- Born: 9 March 1959 (age 67) Whyalla, South Australia, Australia
- Occupation: Actor
- Years active: 1982−2023
- Known for: Wayne Hamilton in Sons and Daughters Philip Martin in Neighbours
- Spouse: Lee Dowling (1984−present)
- Children: 2

= Ian Rawlings =

Australian actor

Ian Rawlings (born 9 March 1959) is an Australian former actor. He is best known for his long-running roles in soap operas Sons and Daughters and Neighbours. He also appeared in the short-lived serial The Power, The Passion.

==Early life==
Rawlings was born on 9 March 1959, in Whyalla, South Australia. He has four brothers and a sister. Rawlings played Australian rules football for Whyalla in the South Australian northern league. He developed a keen interest in betting on horse racing after his father and grandfather took him to the races in Adelaide when he was eight years old. He also developed an interest in greyhound racing when he was 14, and went onto own and train a number of dogs along with his siblings. He was only interested in racing and training the dogs and not the gambling side of the sport.

Rawlings worked as a storeman in Adelaide for a computer company, before becoming a model when he was 18. He also worked loading trucks at a large freight company, and as a tow-truck driver.

==Career==
Rawlings had little acting experience when he signed for the Grundy Organisation in 1981 to play Wayne Hamilton in Sons and Daughters. He had spent two years trying to secure substantial acting work, and appeared in several amateur productions and as an extra in films produced by the South Australian Film Corporation. He was initially contracted for 15 weeks. In 1985, Rawlings also portrayed his character's look-alike Gary Evans. That same year, he won the Logie Award for Best Supporting Actor in A Series. Rawlings continued in the role of Wayne for the show's entire 1982–1987 run. Ahead of production ending in March 1987, Rawlings formed his own production company, after completing a producers course at the Australian Film and Television School.

In 1989, Rawlings appeared in the short-lived Seven Network soap opera The Power, The Passion as Ryan McAllister. After The Power, The Passion was cancelled, Rawlings took on a job as a salesman at the freight company he previously worked for prior to his acting career taking off. He said it was a "natural place to go back to" with no acting work forthcoming. He found that being well known to the public helped him with sales.
::::::
Written instruction.
Extend the biography of Ian Rawlings, continuing on from its last sentence.

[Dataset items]
::::::
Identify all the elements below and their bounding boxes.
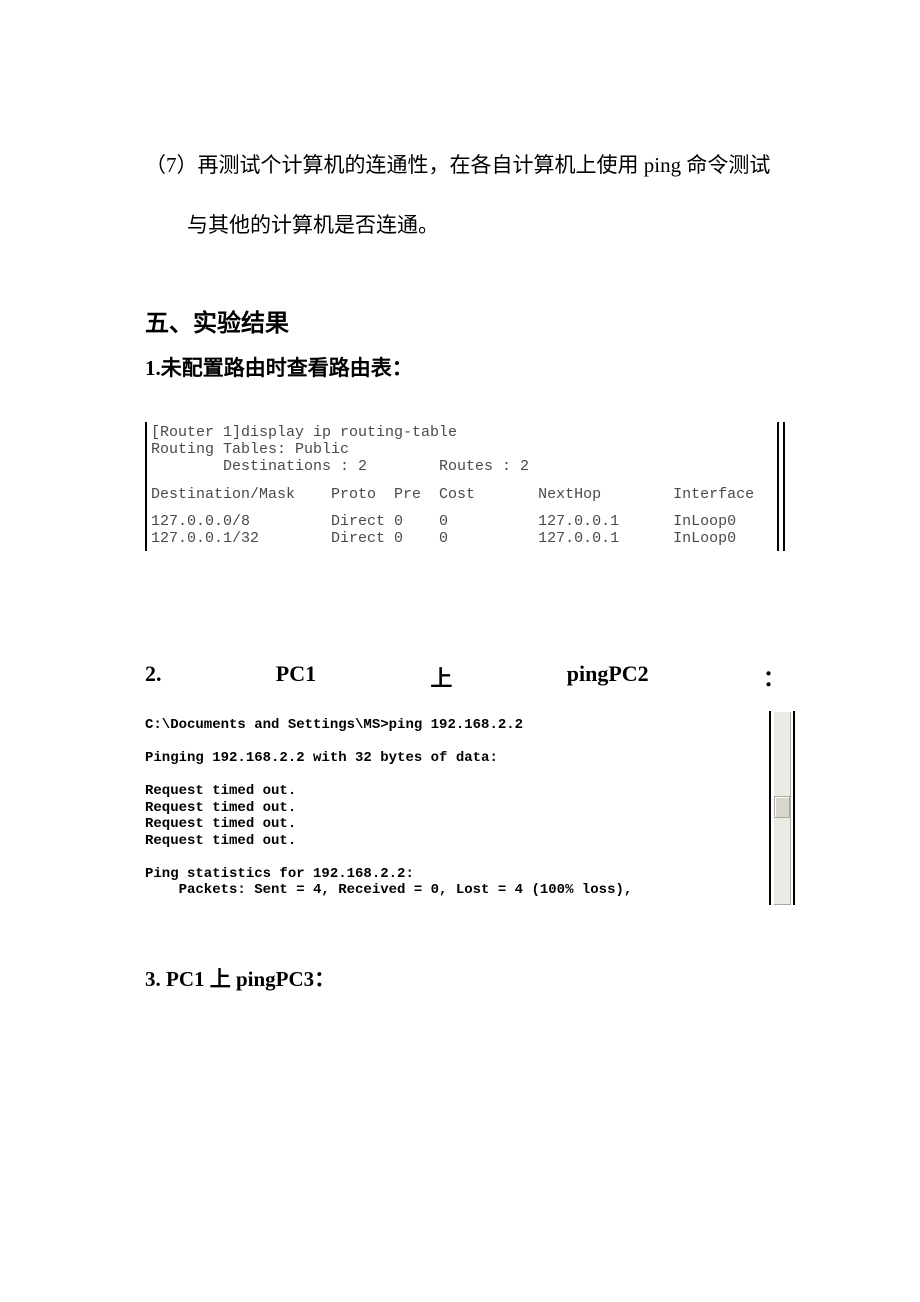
cmd-border-r xyxy=(793,711,795,905)
subsection-2-heading: 2. PC1 上 pingPC2 ： xyxy=(145,661,785,693)
sub2-num: 2. xyxy=(145,661,162,693)
sub2-colon: ： xyxy=(763,661,785,693)
subsection-3-heading: 3. PC1 上 pingPC3： xyxy=(145,963,800,993)
cmd-border-l xyxy=(769,711,771,905)
rt-line3: Destinations : 2 Routes : 2 xyxy=(151,458,529,475)
rt-blank2 xyxy=(151,503,777,513)
cmd-screenshot: C:\Documents and Settings\MS>ping 192.16… xyxy=(145,711,785,905)
sub2-pc1: PC1 xyxy=(276,661,316,693)
cmd-l2: Pinging 192.168.2.2 with 32 bytes of dat… xyxy=(145,750,498,766)
cmd-l6: Request timed out. xyxy=(145,833,296,849)
sub2-ping: pingPC2 xyxy=(567,661,649,693)
rt-row1: 127.0.0.0/8 Direct 0 0 127.0.0.1 InLoop0 xyxy=(151,513,736,530)
cmd-l5: Request timed out. xyxy=(145,816,296,832)
border-right-inner xyxy=(777,422,779,552)
routing-table-screenshot: [Router 1]display ip routing-table Routi… xyxy=(145,422,785,552)
rt-line1: [Router 1]display ip routing-table xyxy=(151,424,457,441)
rt-header: Destination/Mask Proto Pre Cost NextHop … xyxy=(151,486,754,503)
section-5-heading: 五、实验结果 xyxy=(145,303,800,338)
rt-row2: 127.0.0.1/32 Direct 0 0 127.0.0.1 InLoop… xyxy=(151,530,736,547)
cmd-right-bars xyxy=(769,711,795,905)
paragraph-7-line2: 与其他的计算机是否连通。 xyxy=(145,200,800,250)
cmd-l3: Request timed out. xyxy=(145,783,296,799)
cmd-l1: C:\Documents and Settings\MS>ping 192.16… xyxy=(145,717,523,733)
cmd-l8: Packets: Sent = 4, Received = 0, Lost = … xyxy=(145,882,632,898)
cmd-scrollbar-thumb[interactable] xyxy=(774,796,790,818)
document-page: （7）再测试个计算机的连通性，在各自计算机上使用 ping 命令测试 与其他的计… xyxy=(0,0,920,1302)
paragraph-7-line1: （7）再测试个计算机的连通性，在各自计算机上使用 ping 命令测试 xyxy=(145,140,800,190)
cmd-l4: Request timed out. xyxy=(145,800,296,816)
border-left xyxy=(145,422,147,552)
cmd-output: C:\Documents and Settings\MS>ping 192.16… xyxy=(145,711,785,905)
rt-blank1 xyxy=(151,476,777,486)
routing-table-text: [Router 1]display ip routing-table Routi… xyxy=(145,422,785,552)
rt-line2: Routing Tables: Public xyxy=(151,441,349,458)
subsection-1-heading: 1.未配置路由时查看路由表： xyxy=(145,352,800,382)
sub2-shang: 上 xyxy=(430,661,452,693)
cmd-l7: Ping statistics for 192.168.2.2: xyxy=(145,866,414,882)
border-right-outer xyxy=(783,422,785,552)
::::::
Right answer.
In 1992, Rawlings had a guest role as Marcus Stone in the Network Ten soap opera Neighbours. A few months later, he joined the main cast as Philip Martin, taking over the role from Christopher Milne. Rawlings played Philip until 1999. He briefly reprised this role in episodes commemorating the programme's 20th anniversary in 2005. Rawlings reprised the role for the Neighbours vs Time Travel webseries in 2017. Rawlings made a cameo appearance in the final episode of Neighbours in mid-2022, and again in late 2023, when the series was picked up once again.

Rawlings struggled to find work after leaving Neighbours, and launched his own entertainment business Trivial Fun and Games for clubs and hotels. He made guest appearances in Stingers and MDA in 2003. In 2019, Rawlings was working as a bingo caller at the Werribee Rotary Club.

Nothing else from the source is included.